■ Task objective:
Reproduce the records below in their entirety, character for character.

■ Task input:

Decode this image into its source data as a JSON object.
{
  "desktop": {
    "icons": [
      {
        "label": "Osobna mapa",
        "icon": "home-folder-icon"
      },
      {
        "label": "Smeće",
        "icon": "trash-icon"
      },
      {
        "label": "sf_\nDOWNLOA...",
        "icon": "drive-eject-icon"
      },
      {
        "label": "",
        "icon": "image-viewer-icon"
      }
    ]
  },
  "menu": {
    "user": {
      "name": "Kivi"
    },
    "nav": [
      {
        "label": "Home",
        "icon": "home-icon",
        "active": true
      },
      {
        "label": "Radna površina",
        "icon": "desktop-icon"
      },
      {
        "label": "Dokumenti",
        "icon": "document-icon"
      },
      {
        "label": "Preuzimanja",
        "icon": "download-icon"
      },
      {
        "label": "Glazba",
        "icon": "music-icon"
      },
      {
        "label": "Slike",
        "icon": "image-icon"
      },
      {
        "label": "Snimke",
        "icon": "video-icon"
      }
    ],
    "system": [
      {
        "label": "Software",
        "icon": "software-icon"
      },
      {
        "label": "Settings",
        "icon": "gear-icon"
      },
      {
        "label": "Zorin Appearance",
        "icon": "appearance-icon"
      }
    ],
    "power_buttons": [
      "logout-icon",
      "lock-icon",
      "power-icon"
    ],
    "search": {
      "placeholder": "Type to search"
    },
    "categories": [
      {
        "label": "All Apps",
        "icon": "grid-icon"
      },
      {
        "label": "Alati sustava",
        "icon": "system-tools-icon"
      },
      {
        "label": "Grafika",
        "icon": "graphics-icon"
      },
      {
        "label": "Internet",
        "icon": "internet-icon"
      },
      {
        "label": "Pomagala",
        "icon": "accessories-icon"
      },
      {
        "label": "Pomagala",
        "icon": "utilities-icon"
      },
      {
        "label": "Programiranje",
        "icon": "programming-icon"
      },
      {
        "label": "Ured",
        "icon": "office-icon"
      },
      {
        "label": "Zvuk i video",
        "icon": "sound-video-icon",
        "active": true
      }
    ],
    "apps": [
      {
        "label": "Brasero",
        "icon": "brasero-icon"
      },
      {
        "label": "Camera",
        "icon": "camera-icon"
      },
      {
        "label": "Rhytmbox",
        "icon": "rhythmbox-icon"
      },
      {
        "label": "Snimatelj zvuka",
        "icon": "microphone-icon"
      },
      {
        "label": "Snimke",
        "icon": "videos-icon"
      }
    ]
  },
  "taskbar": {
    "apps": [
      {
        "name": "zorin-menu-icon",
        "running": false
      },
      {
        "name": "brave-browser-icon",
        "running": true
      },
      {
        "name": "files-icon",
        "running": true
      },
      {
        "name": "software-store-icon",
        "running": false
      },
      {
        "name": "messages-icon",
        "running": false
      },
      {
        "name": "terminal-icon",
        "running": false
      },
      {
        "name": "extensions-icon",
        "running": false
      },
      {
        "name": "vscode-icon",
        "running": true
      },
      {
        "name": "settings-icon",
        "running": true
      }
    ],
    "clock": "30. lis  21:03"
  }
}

■ Task response:
Decode this image into its source data as a JSON object.
{
  "desktop": {
    "icons": [
      {
        "label": "Osobna mapa",
        "icon": "home-folder-icon"
      },
      {
        "label": "Smeće",
        "icon": "trash-icon"
      },
      {
        "label": "sf_\nDOWNLOA...",
        "icon": "drive-eject-icon"
      },
      {
        "label": "",
        "icon": "image-viewer-icon"
      }
    ]
  },
  "menu": {
    "user": {
      "name": "Kivi"
    },
    "nav": [
      {
        "label": "Home",
        "icon": "home-icon",
        "active": true
      },
      {
        "label": "Radna površina",
        "icon": "desktop-icon"
      },
      {
        "label": "Dokumenti",
        "icon": "document-icon"
      },
      {
        "label": "Preuzimanja",
        "icon": "download-icon"
      },
      {
        "label": "Glazba",
        "icon": "music-icon"
      },
      {
        "label": "Slike",
        "icon": "image-icon"
      },
      {
        "label": "Snimke",
        "icon": "video-icon"
      }
    ],
    "system": [
      {
        "label": "Software",
        "icon": "software-icon"
      },
      {
        "label": "Settings",
        "icon": "gear-icon"
      },
      {
        "label": "Zorin Appearance",
        "icon": "appearance-icon"
      }
    ],
    "power_buttons": [
      "logout-icon",
      "lock-icon",
      "power-icon"
    ],
    "search": {
      "placeholder": "Type to search"
    },
    "categories": [
      {
        "label": "All Apps",
        "icon": "grid-icon"
      },
      {
        "label": "Alati sustava",
        "icon": "system-tools-icon"
      },
      {
        "label": "Grafika",
        "icon": "graphics-icon"
      },
      {
        "label": "Internet",
        "icon": "internet-icon"
      },
      {
        "label": "Pomagala",
        "icon": "accessories-icon"
      },
      {
        "label": "Pomagala",
        "icon": "utilities-icon"
      },
      {
        "label": "Programiranje",
        "icon": "programming-icon"
      },
      {
        "label": "Ured",
        "icon": "office-icon"
      },
      {
        "label": "Zvuk i video",
        "icon": "sound-video-icon",
        "active": true
      }
    ],
    "apps": [
      {
        "label": "Brasero",
        "icon": "brasero-icon"
      },
      {
        "label": "Camera",
        "icon": "camera-icon"
      },
      {
        "label": "Rhytmbox",
        "icon": "rhythmbox-icon"
      },
      {
        "label": "Snimatelj zvuka",
        "icon": "microphone-icon"
      },
      {
        "label": "Snimke",
        "icon": "videos-icon"
      }
    ]
  },
  "taskbar": {
    "apps": [
      {
        "name": "zorin-menu-icon",
        "running": false
      },
      {
        "name": "brave-browser-icon",
        "running": true
      },
      {
        "name": "files-icon",
        "running": true
      },
      {
        "name": "software-store-icon",
        "running": false
      },
      {
        "name": "messages-icon",
        "running": false
      },
      {
        "name": "terminal-icon",
        "running": false
      },
      {
        "name": "extensions-icon",
        "running": false
      },
      {
        "name": "vscode-icon",
        "running": true
      },
      {
        "name": "settings-icon",
        "running": true
      }
    ],
    "clock": "30. lis  21:03"
  }
}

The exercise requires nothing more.